* start DATA SUPPLIED *

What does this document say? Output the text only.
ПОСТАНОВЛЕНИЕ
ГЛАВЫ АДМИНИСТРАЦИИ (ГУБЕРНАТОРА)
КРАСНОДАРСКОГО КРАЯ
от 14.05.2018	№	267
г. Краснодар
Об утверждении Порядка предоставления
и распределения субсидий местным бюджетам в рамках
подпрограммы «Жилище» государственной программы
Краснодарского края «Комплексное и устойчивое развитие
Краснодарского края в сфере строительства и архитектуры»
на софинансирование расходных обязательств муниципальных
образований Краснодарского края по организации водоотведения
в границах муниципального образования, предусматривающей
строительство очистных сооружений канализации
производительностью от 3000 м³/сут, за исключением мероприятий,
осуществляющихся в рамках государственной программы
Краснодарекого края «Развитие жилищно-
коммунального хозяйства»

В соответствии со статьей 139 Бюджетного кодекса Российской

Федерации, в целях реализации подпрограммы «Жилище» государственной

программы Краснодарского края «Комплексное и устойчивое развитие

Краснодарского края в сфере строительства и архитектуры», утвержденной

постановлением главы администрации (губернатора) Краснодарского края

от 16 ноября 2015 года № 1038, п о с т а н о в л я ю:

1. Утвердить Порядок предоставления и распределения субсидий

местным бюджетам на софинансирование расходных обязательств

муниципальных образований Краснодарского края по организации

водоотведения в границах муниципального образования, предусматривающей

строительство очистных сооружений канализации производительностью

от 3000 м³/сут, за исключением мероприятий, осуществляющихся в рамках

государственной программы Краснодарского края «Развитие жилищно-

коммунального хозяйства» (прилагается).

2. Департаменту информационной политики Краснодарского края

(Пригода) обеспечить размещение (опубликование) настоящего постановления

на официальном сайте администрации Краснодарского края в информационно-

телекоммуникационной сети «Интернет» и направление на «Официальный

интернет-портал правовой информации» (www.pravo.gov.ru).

* end DATA SUPPLIED *

**WHAT TO WORK ON:**
Please return the data above exactly as given.

**CORRECT OUTPUT:**
What does this document say? Output the text only.
ПОСТАНОВЛЕНИЕ
ГЛАВЫ АДМИНИСТРАЦИИ (ГУБЕРНАТОРА)
КРАСНОДАРСКОГО КРАЯ
от 14.05.2018	№	267
г. Краснодар
Об утверждении Порядка предоставления
и распределения субсидий местным бюджетам в рамках
подпрограммы «Жилище» государственной программы
Краснодарского края «Комплексное и устойчивое развитие
Краснодарского края в сфере строительства и архитектуры»
на софинансирование расходных обязательств муниципальных
образований Краснодарского края по организации водоотведения
в границах муниципального образования, предусматривающей
строительство очистных сооружений канализации
производительностью от 3000 м³/сут, за исключением мероприятий,
осуществляющихся в рамках государственной программы
Краснодарекого края «Развитие жилищно-
коммунального хозяйства»

В соответствии со статьей 139 Бюджетного кодекса Российской

Федерации, в целях реализации подпрограммы «Жилище» государственной

программы Краснодарского края «Комплексное и устойчивое развитие

Краснодарского края в сфере строительства и архитектуры», утвержденной

постановлением главы администрации (губернатора) Краснодарского края

от 16 ноября 2015 года № 1038, п о с т а н о в л я ю:

1. Утвердить Порядок предоставления и распределения субсидий

местным бюджетам на софинансирование расходных обязательств

муниципальных образований Краснодарского края по организации

водоотведения в границах муниципального образования, предусматривающей

строительство очистных сооружений канализации производительностью

от 3000 м³/сут, за исключением мероприятий, осуществляющихся в рамках

государственной программы Краснодарского края «Развитие жилищно-

коммунального хозяйства» (прилагается).

2. Департаменту информационной политики Краснодарского края

(Пригода) обеспечить размещение (опубликование) настоящего постановления

на официальном сайте администрации Краснодарского края в информационно-

телекоммуникационной сети «Интернет» и направление на «Официальный

интернет-портал правовой информации» (www.pravo.gov.ru).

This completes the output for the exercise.